((

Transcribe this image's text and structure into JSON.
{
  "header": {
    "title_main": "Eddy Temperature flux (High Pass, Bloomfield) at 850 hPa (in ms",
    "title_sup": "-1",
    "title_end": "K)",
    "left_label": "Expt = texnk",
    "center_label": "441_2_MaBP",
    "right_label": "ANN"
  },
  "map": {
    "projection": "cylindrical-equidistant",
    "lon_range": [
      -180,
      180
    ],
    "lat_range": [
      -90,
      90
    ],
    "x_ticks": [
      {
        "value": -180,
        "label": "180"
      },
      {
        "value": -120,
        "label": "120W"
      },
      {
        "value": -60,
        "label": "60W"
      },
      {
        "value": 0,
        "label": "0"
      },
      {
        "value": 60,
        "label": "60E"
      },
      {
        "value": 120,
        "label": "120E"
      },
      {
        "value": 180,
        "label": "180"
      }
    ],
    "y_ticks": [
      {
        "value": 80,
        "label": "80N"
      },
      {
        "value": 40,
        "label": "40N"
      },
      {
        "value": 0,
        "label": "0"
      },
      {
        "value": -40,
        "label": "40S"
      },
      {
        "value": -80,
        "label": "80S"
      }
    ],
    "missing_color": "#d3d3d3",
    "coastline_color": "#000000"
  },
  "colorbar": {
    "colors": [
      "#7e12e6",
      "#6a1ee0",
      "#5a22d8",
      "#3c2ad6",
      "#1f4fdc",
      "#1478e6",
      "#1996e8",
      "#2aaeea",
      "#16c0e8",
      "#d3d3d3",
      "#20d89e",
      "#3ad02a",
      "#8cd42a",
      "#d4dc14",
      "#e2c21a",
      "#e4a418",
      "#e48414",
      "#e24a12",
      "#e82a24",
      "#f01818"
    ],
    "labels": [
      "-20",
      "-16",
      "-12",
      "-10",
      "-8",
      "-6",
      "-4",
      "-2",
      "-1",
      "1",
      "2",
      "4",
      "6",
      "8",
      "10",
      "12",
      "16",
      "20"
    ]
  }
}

))

Work required: Give the listing above again, word for word.

Result of the task:
Transcribe this image's text and structure into JSON.
{
  "header": {
    "title_main": "Eddy Temperature flux (High Pass, Bloomfield) at 850 hPa (in ms",
    "title_sup": "-1",
    "title_end": "K)",
    "left_label": "Expt = texnk",
    "center_label": "441_2_MaBP",
    "right_label": "ANN"
  },
  "map": {
    "projection": "cylindrical-equidistant",
    "lon_range": [
      -180,
      180
    ],
    "lat_range": [
      -90,
      90
    ],
    "x_ticks": [
      {
        "value": -180,
        "label": "180"
      },
      {
        "value": -120,
        "label": "120W"
      },
      {
        "value": -60,
        "label": "60W"
      },
      {
        "value": 0,
        "label": "0"
      },
      {
        "value": 60,
        "label": "60E"
      },
      {
        "value": 120,
        "label": "120E"
      },
      {
        "value": 180,
        "label": "180"
      }
    ],
    "y_ticks": [
      {
        "value": 80,
        "label": "80N"
      },
      {
        "value": 40,
        "label": "40N"
      },
      {
        "value": 0,
        "label": "0"
      },
      {
        "value": -40,
        "label": "40S"
      },
      {
        "value": -80,
        "label": "80S"
      }
    ],
    "missing_color": "#d3d3d3",
    "coastline_color": "#000000"
  },
  "colorbar": {
    "colors": [
      "#7e12e6",
      "#6a1ee0",
      "#5a22d8",
      "#3c2ad6",
      "#1f4fdc",
      "#1478e6",
      "#1996e8",
      "#2aaeea",
      "#16c0e8",
      "#d3d3d3",
      "#20d89e",
      "#3ad02a",
      "#8cd42a",
      "#d4dc14",
      "#e2c21a",
      "#e4a418",
      "#e48414",
      "#e24a12",
      "#e82a24",
      "#f01818"
    ],
    "labels": [
      "-20",
      "-16",
      "-12",
      "-10",
      "-8",
      "-6",
      "-4",
      "-2",
      "-1",
      "1",
      "2",
      "4",
      "6",
      "8",
      "10",
      "12",
      "16",
      "20"
    ]
  }
}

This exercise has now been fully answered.